● **Directive**
Write the data out again, character for character, with no images.

● **Recorded data**
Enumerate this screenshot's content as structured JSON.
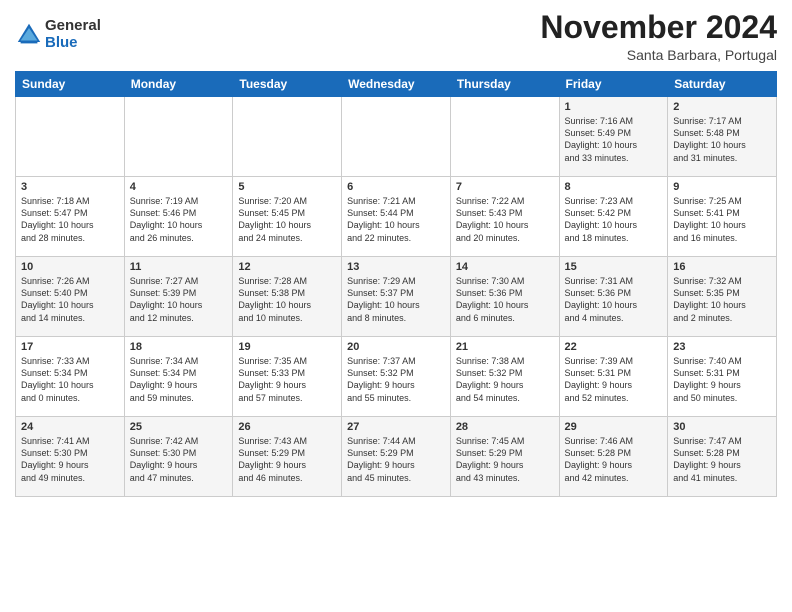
{
  "header": {
    "logo": {
      "general": "General",
      "blue": "Blue"
    },
    "title": "November 2024",
    "subtitle": "Santa Barbara, Portugal"
  },
  "calendar": {
    "weekdays": [
      "Sunday",
      "Monday",
      "Tuesday",
      "Wednesday",
      "Thursday",
      "Friday",
      "Saturday"
    ],
    "weeks": [
      [
        {
          "day": "",
          "info": ""
        },
        {
          "day": "",
          "info": ""
        },
        {
          "day": "",
          "info": ""
        },
        {
          "day": "",
          "info": ""
        },
        {
          "day": "",
          "info": ""
        },
        {
          "day": "1",
          "info": "Sunrise: 7:16 AM\nSunset: 5:49 PM\nDaylight: 10 hours\nand 33 minutes."
        },
        {
          "day": "2",
          "info": "Sunrise: 7:17 AM\nSunset: 5:48 PM\nDaylight: 10 hours\nand 31 minutes."
        }
      ],
      [
        {
          "day": "3",
          "info": "Sunrise: 7:18 AM\nSunset: 5:47 PM\nDaylight: 10 hours\nand 28 minutes."
        },
        {
          "day": "4",
          "info": "Sunrise: 7:19 AM\nSunset: 5:46 PM\nDaylight: 10 hours\nand 26 minutes."
        },
        {
          "day": "5",
          "info": "Sunrise: 7:20 AM\nSunset: 5:45 PM\nDaylight: 10 hours\nand 24 minutes."
        },
        {
          "day": "6",
          "info": "Sunrise: 7:21 AM\nSunset: 5:44 PM\nDaylight: 10 hours\nand 22 minutes."
        },
        {
          "day": "7",
          "info": "Sunrise: 7:22 AM\nSunset: 5:43 PM\nDaylight: 10 hours\nand 20 minutes."
        },
        {
          "day": "8",
          "info": "Sunrise: 7:23 AM\nSunset: 5:42 PM\nDaylight: 10 hours\nand 18 minutes."
        },
        {
          "day": "9",
          "info": "Sunrise: 7:25 AM\nSunset: 5:41 PM\nDaylight: 10 hours\nand 16 minutes."
        }
      ],
      [
        {
          "day": "10",
          "info": "Sunrise: 7:26 AM\nSunset: 5:40 PM\nDaylight: 10 hours\nand 14 minutes."
        },
        {
          "day": "11",
          "info": "Sunrise: 7:27 AM\nSunset: 5:39 PM\nDaylight: 10 hours\nand 12 minutes."
        },
        {
          "day": "12",
          "info": "Sunrise: 7:28 AM\nSunset: 5:38 PM\nDaylight: 10 hours\nand 10 minutes."
        },
        {
          "day": "13",
          "info": "Sunrise: 7:29 AM\nSunset: 5:37 PM\nDaylight: 10 hours\nand 8 minutes."
        },
        {
          "day": "14",
          "info": "Sunrise: 7:30 AM\nSunset: 5:36 PM\nDaylight: 10 hours\nand 6 minutes."
        },
        {
          "day": "15",
          "info": "Sunrise: 7:31 AM\nSunset: 5:36 PM\nDaylight: 10 hours\nand 4 minutes."
        },
        {
          "day": "16",
          "info": "Sunrise: 7:32 AM\nSunset: 5:35 PM\nDaylight: 10 hours\nand 2 minutes."
        }
      ],
      [
        {
          "day": "17",
          "info": "Sunrise: 7:33 AM\nSunset: 5:34 PM\nDaylight: 10 hours\nand 0 minutes."
        },
        {
          "day": "18",
          "info": "Sunrise: 7:34 AM\nSunset: 5:34 PM\nDaylight: 9 hours\nand 59 minutes."
        },
        {
          "day": "19",
          "info": "Sunrise: 7:35 AM\nSunset: 5:33 PM\nDaylight: 9 hours\nand 57 minutes."
        },
        {
          "day": "20",
          "info": "Sunrise: 7:37 AM\nSunset: 5:32 PM\nDaylight: 9 hours\nand 55 minutes."
        },
        {
          "day": "21",
          "info": "Sunrise: 7:38 AM\nSunset: 5:32 PM\nDaylight: 9 hours\nand 54 minutes."
        },
        {
          "day": "22",
          "info": "Sunrise: 7:39 AM\nSunset: 5:31 PM\nDaylight: 9 hours\nand 52 minutes."
        },
        {
          "day": "23",
          "info": "Sunrise: 7:40 AM\nSunset: 5:31 PM\nDaylight: 9 hours\nand 50 minutes."
        }
      ],
      [
        {
          "day": "24",
          "info": "Sunrise: 7:41 AM\nSunset: 5:30 PM\nDaylight: 9 hours\nand 49 minutes."
        },
        {
          "day": "25",
          "info": "Sunrise: 7:42 AM\nSunset: 5:30 PM\nDaylight: 9 hours\nand 47 minutes."
        },
        {
          "day": "26",
          "info": "Sunrise: 7:43 AM\nSunset: 5:29 PM\nDaylight: 9 hours\nand 46 minutes."
        },
        {
          "day": "27",
          "info": "Sunrise: 7:44 AM\nSunset: 5:29 PM\nDaylight: 9 hours\nand 45 minutes."
        },
        {
          "day": "28",
          "info": "Sunrise: 7:45 AM\nSunset: 5:29 PM\nDaylight: 9 hours\nand 43 minutes."
        },
        {
          "day": "29",
          "info": "Sunrise: 7:46 AM\nSunset: 5:28 PM\nDaylight: 9 hours\nand 42 minutes."
        },
        {
          "day": "30",
          "info": "Sunrise: 7:47 AM\nSunset: 5:28 PM\nDaylight: 9 hours\nand 41 minutes."
        }
      ]
    ]
  }
}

● **Solution for this problem**
Enumerate this screenshot's content as structured JSON.
{
  "header": {
    "logo": {
      "general": "General",
      "blue": "Blue"
    },
    "title": "November 2024",
    "subtitle": "Santa Barbara, Portugal"
  },
  "calendar": {
    "weekdays": [
      "Sunday",
      "Monday",
      "Tuesday",
      "Wednesday",
      "Thursday",
      "Friday",
      "Saturday"
    ],
    "weeks": [
      [
        {
          "day": "",
          "info": ""
        },
        {
          "day": "",
          "info": ""
        },
        {
          "day": "",
          "info": ""
        },
        {
          "day": "",
          "info": ""
        },
        {
          "day": "",
          "info": ""
        },
        {
          "day": "1",
          "info": "Sunrise: 7:16 AM\nSunset: 5:49 PM\nDaylight: 10 hours\nand 33 minutes."
        },
        {
          "day": "2",
          "info": "Sunrise: 7:17 AM\nSunset: 5:48 PM\nDaylight: 10 hours\nand 31 minutes."
        }
      ],
      [
        {
          "day": "3",
          "info": "Sunrise: 7:18 AM\nSunset: 5:47 PM\nDaylight: 10 hours\nand 28 minutes."
        },
        {
          "day": "4",
          "info": "Sunrise: 7:19 AM\nSunset: 5:46 PM\nDaylight: 10 hours\nand 26 minutes."
        },
        {
          "day": "5",
          "info": "Sunrise: 7:20 AM\nSunset: 5:45 PM\nDaylight: 10 hours\nand 24 minutes."
        },
        {
          "day": "6",
          "info": "Sunrise: 7:21 AM\nSunset: 5:44 PM\nDaylight: 10 hours\nand 22 minutes."
        },
        {
          "day": "7",
          "info": "Sunrise: 7:22 AM\nSunset: 5:43 PM\nDaylight: 10 hours\nand 20 minutes."
        },
        {
          "day": "8",
          "info": "Sunrise: 7:23 AM\nSunset: 5:42 PM\nDaylight: 10 hours\nand 18 minutes."
        },
        {
          "day": "9",
          "info": "Sunrise: 7:25 AM\nSunset: 5:41 PM\nDaylight: 10 hours\nand 16 minutes."
        }
      ],
      [
        {
          "day": "10",
          "info": "Sunrise: 7:26 AM\nSunset: 5:40 PM\nDaylight: 10 hours\nand 14 minutes."
        },
        {
          "day": "11",
          "info": "Sunrise: 7:27 AM\nSunset: 5:39 PM\nDaylight: 10 hours\nand 12 minutes."
        },
        {
          "day": "12",
          "info": "Sunrise: 7:28 AM\nSunset: 5:38 PM\nDaylight: 10 hours\nand 10 minutes."
        },
        {
          "day": "13",
          "info": "Sunrise: 7:29 AM\nSunset: 5:37 PM\nDaylight: 10 hours\nand 8 minutes."
        },
        {
          "day": "14",
          "info": "Sunrise: 7:30 AM\nSunset: 5:36 PM\nDaylight: 10 hours\nand 6 minutes."
        },
        {
          "day": "15",
          "info": "Sunrise: 7:31 AM\nSunset: 5:36 PM\nDaylight: 10 hours\nand 4 minutes."
        },
        {
          "day": "16",
          "info": "Sunrise: 7:32 AM\nSunset: 5:35 PM\nDaylight: 10 hours\nand 2 minutes."
        }
      ],
      [
        {
          "day": "17",
          "info": "Sunrise: 7:33 AM\nSunset: 5:34 PM\nDaylight: 10 hours\nand 0 minutes."
        },
        {
          "day": "18",
          "info": "Sunrise: 7:34 AM\nSunset: 5:34 PM\nDaylight: 9 hours\nand 59 minutes."
        },
        {
          "day": "19",
          "info": "Sunrise: 7:35 AM\nSunset: 5:33 PM\nDaylight: 9 hours\nand 57 minutes."
        },
        {
          "day": "20",
          "info": "Sunrise: 7:37 AM\nSunset: 5:32 PM\nDaylight: 9 hours\nand 55 minutes."
        },
        {
          "day": "21",
          "info": "Sunrise: 7:38 AM\nSunset: 5:32 PM\nDaylight: 9 hours\nand 54 minutes."
        },
        {
          "day": "22",
          "info": "Sunrise: 7:39 AM\nSunset: 5:31 PM\nDaylight: 9 hours\nand 52 minutes."
        },
        {
          "day": "23",
          "info": "Sunrise: 7:40 AM\nSunset: 5:31 PM\nDaylight: 9 hours\nand 50 minutes."
        }
      ],
      [
        {
          "day": "24",
          "info": "Sunrise: 7:41 AM\nSunset: 5:30 PM\nDaylight: 9 hours\nand 49 minutes."
        },
        {
          "day": "25",
          "info": "Sunrise: 7:42 AM\nSunset: 5:30 PM\nDaylight: 9 hours\nand 47 minutes."
        },
        {
          "day": "26",
          "info": "Sunrise: 7:43 AM\nSunset: 5:29 PM\nDaylight: 9 hours\nand 46 minutes."
        },
        {
          "day": "27",
          "info": "Sunrise: 7:44 AM\nSunset: 5:29 PM\nDaylight: 9 hours\nand 45 minutes."
        },
        {
          "day": "28",
          "info": "Sunrise: 7:45 AM\nSunset: 5:29 PM\nDaylight: 9 hours\nand 43 minutes."
        },
        {
          "day": "29",
          "info": "Sunrise: 7:46 AM\nSunset: 5:28 PM\nDaylight: 9 hours\nand 42 minutes."
        },
        {
          "day": "30",
          "info": "Sunrise: 7:47 AM\nSunset: 5:28 PM\nDaylight: 9 hours\nand 41 minutes."
        }
      ]
    ]
  }
}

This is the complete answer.